Stated problem: Update the data lines that begin with the line containing "openai-logo-icon [214, 352, 270, 408]" and end after the line containing "page-title: 英语作文 篇1 [2, 57, 184, 101]", replacing "invited" with "welcomed" and leaving everything else unchanged. Return only those lines.

Exercise materials:
╭──

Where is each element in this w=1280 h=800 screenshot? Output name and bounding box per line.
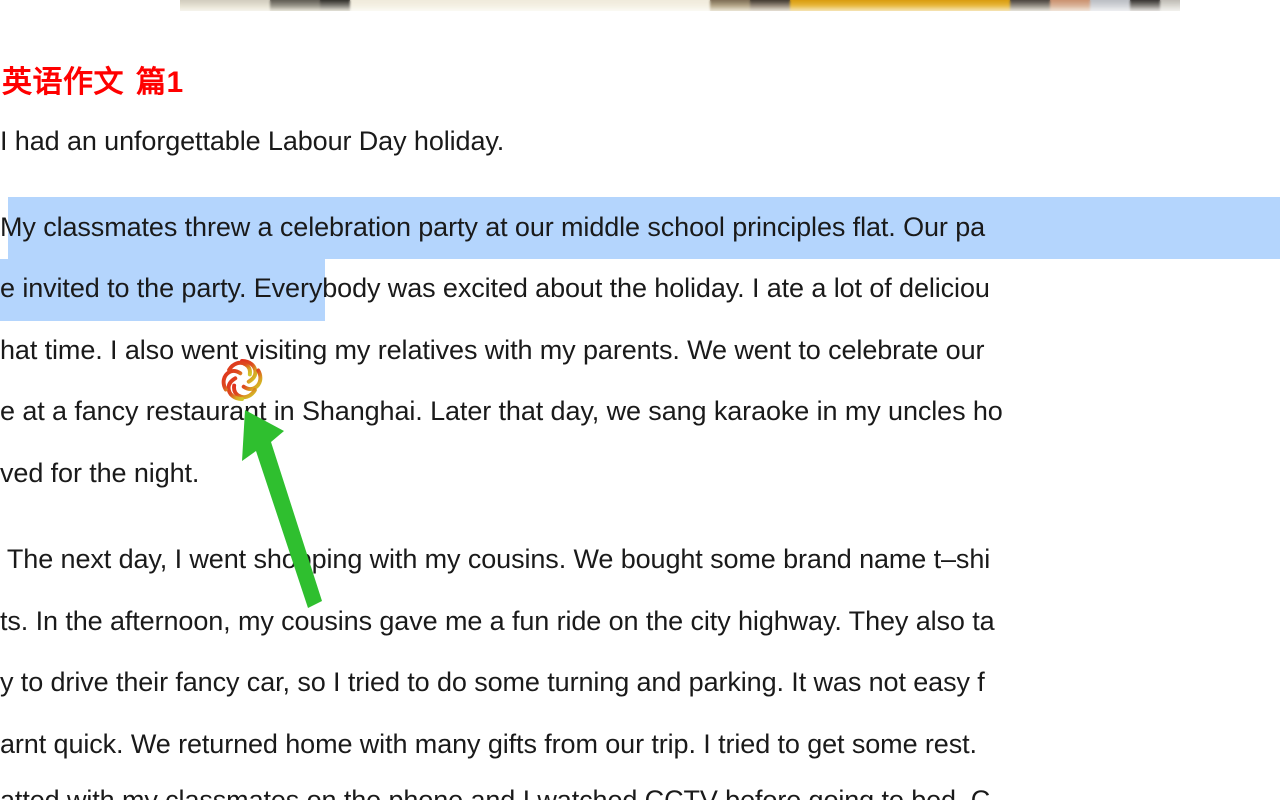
openai-logo-icon [214, 352, 270, 408]
paragraph-line-2-selected: e invited to the party. [0, 273, 247, 303]
paragraph-line-2-rest: Everybody was excited about the holiday.… [246, 273, 990, 303]
paragraph-line-5: ved for the night. [0, 458, 200, 488]
green-arrow-cursor-icon [222, 398, 342, 613]
paragraph-line-2: e invited to the party. Everybody was ex… [0, 273, 990, 303]
paragraph-line-9: arnt quick. We returned home with many g… [0, 729, 977, 759]
page-title-cn: 英语作文 [2, 66, 124, 99]
paragraph-line-4: e at a fancy restaurant in Shanghai. Lat… [0, 396, 1003, 426]
page-title: 英语作文 篇1 [2, 57, 184, 101]
paragraph-line-10: atted with my classmates on the phone an… [0, 785, 991, 800]
paragraph-intro: I had an unforgettable Labour Day holida… [0, 126, 505, 156]
paragraph-line-7: ts. In the afternoon, my cousins gave me… [0, 606, 995, 636]
paragraph-line-1: My classmates threw a celebration party … [0, 212, 986, 242]
paragraph-line-3: hat time. I also went visiting my relati… [0, 335, 985, 365]
page-root: 英语作文 篇1 I had an unforgettable Labour Day… [0, 0, 1280, 800]
paragraph-line-8: y to drive their fancy car, so I tried t… [0, 667, 985, 697]
page-title-number: 篇1 [136, 66, 184, 99]
cropped-photo-strip [180, 0, 1180, 11]
paragraph-line-6: The next day, I went shopping with my co… [0, 544, 991, 574]
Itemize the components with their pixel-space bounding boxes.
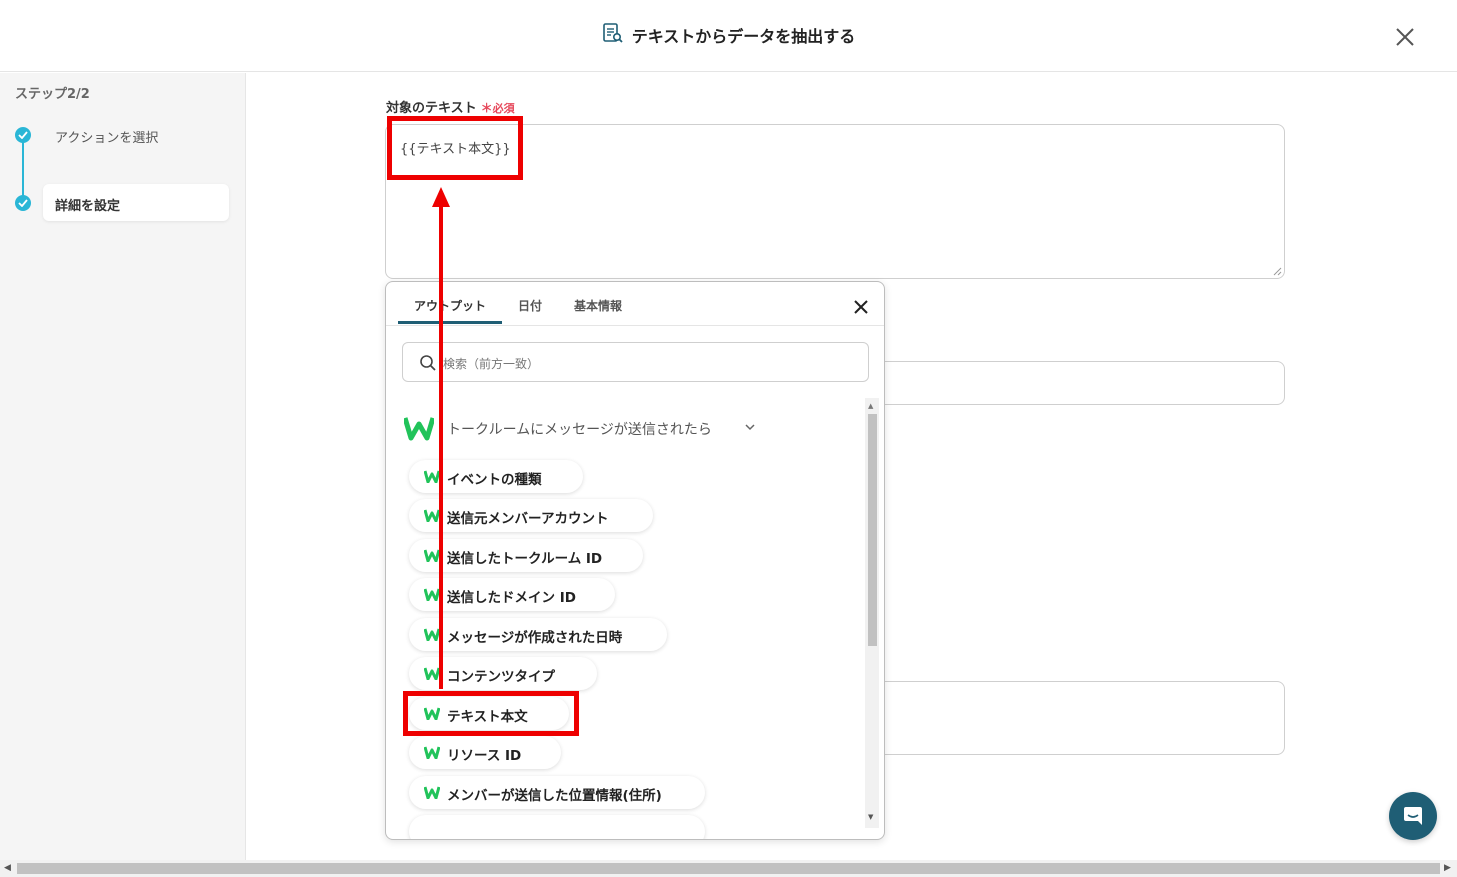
output-item[interactable]: 送信したトークルーム ID [409,539,643,572]
output-item-label: メッセージが作成された日時 [447,630,623,646]
trigger-group-title: トークルームにメッセージが送信されたら [447,422,712,438]
tab-output[interactable]: アウトプット [414,297,486,314]
scroll-left-arrow-icon[interactable]: ◀ [4,863,11,873]
horizontal-scrollbar[interactable]: ◀ ▶ [0,860,1457,877]
horizontal-scrollbar-thumb[interactable] [17,863,1440,874]
scroll-down-arrow-icon[interactable]: ▼ [868,813,873,821]
chevron-down-icon [745,424,755,431]
highlight-box-textarea [387,116,523,180]
document-search-icon [602,22,624,48]
step-select-action[interactable]: アクションを選択 [55,127,158,146]
search-input[interactable]: 検索（前方一致） [402,342,869,382]
lineworks-logo-icon [404,417,434,441]
step-connector [22,135,24,203]
tab-date[interactable]: 日付 [518,297,542,314]
output-picker-popup: アウトプット 日付 基本情報 検索（前方一致） トークルームにメッセージが送信さ… [385,281,885,840]
output-item-label: 送信したドメイン ID [447,590,576,606]
output-item-label: メンバーが送信した位置情報(住所) [447,788,662,804]
search-icon [420,355,436,371]
steps-sidebar: ステップ2/2 アクションを選択 詳細を設定 [0,73,246,861]
output-item[interactable]: メンバーが送信した位置情報(住所) [409,776,705,809]
required-mark: ＊ [480,101,493,115]
output-item-partial[interactable] [409,815,705,839]
chat-support-button[interactable] [1389,792,1437,840]
lineworks-logo-icon [424,667,440,680]
step-counter: ステップ2/2 [15,87,90,102]
lineworks-logo-icon [424,746,440,759]
required-badge: 必須 [492,102,515,115]
output-item-label: イベントの種類 [447,472,542,488]
output-item[interactable]: 送信したドメイン ID [409,578,615,611]
output-item[interactable]: 送信元メンバーアカウント [409,499,653,532]
lineworks-logo-icon [424,588,440,601]
close-icon[interactable] [1392,24,1418,50]
output-item-label: リソース ID [447,748,522,764]
search-placeholder: 検索（前方一致） [443,357,540,371]
trigger-group-header[interactable]: トークルームにメッセージが送信されたら [404,415,844,441]
step-check-icon [15,127,31,143]
step-configure-label: 詳細を設定 [55,199,121,214]
tab-basic-info[interactable]: 基本情報 [574,297,622,314]
target-text-label: 対象のテキスト ＊必須 [386,97,515,116]
modal-title-text: テキストからデータを抽出する [631,27,856,46]
lineworks-logo-icon [424,549,440,562]
target-text-label-text: 対象のテキスト [386,101,477,116]
modal-header: テキストからデータを抽出する [0,0,1457,72]
output-item-label: コンテンツタイプ [447,669,555,685]
output-item-label: 送信元メンバーアカウント [447,511,609,527]
tab-divider [386,325,884,326]
resize-grip-icon[interactable] [1272,266,1282,276]
output-item[interactable]: コンテンツタイプ [409,657,597,690]
lineworks-logo-icon [424,786,440,799]
active-tab-indicator [398,321,502,324]
lineworks-logo-icon [424,509,440,522]
scroll-up-arrow-icon[interactable]: ▲ [868,402,873,410]
output-item[interactable]: リソース ID [409,736,561,769]
step-check-icon [15,195,31,211]
chat-icon [1404,807,1422,825]
lineworks-logo-icon [424,628,440,641]
modal-title: テキストからデータを抽出する [0,22,1457,48]
popup-close-icon[interactable] [850,296,872,318]
highlight-box-text-body [403,691,579,736]
popup-scrollbar-thumb[interactable] [868,414,877,646]
output-item[interactable]: メッセージが作成された日時 [409,618,667,651]
scroll-right-arrow-icon[interactable]: ▶ [1444,863,1451,873]
lineworks-logo-icon [424,470,440,483]
output-item-label: 送信したトークルーム ID [447,551,603,567]
step-configure-details[interactable]: 詳細を設定 [43,184,229,221]
output-item[interactable]: イベントの種類 [409,460,583,493]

╰──

Solution for this exercise:
openai-logo-icon [214, 352, 270, 408]
paragraph-line-2-selected: e welcomed to the party. [0, 273, 247, 303]
paragraph-line-2-rest: Everybody was excited about the holiday.… [246, 273, 990, 303]
paragraph-line-5: ved for the night. [0, 458, 200, 488]
green-arrow-cursor-icon [222, 398, 342, 613]
paragraph-line-2: e welcomed to the party. Everybody was ex… [0, 273, 990, 303]
paragraph-line-9: arnt quick. We returned home with many g… [0, 729, 977, 759]
page-title-cn: 英语作文 [2, 66, 124, 99]
paragraph-line-4: e at a fancy restaurant in Shanghai. Lat… [0, 396, 1003, 426]
page-title: 英语作文 篇1 [2, 57, 184, 101]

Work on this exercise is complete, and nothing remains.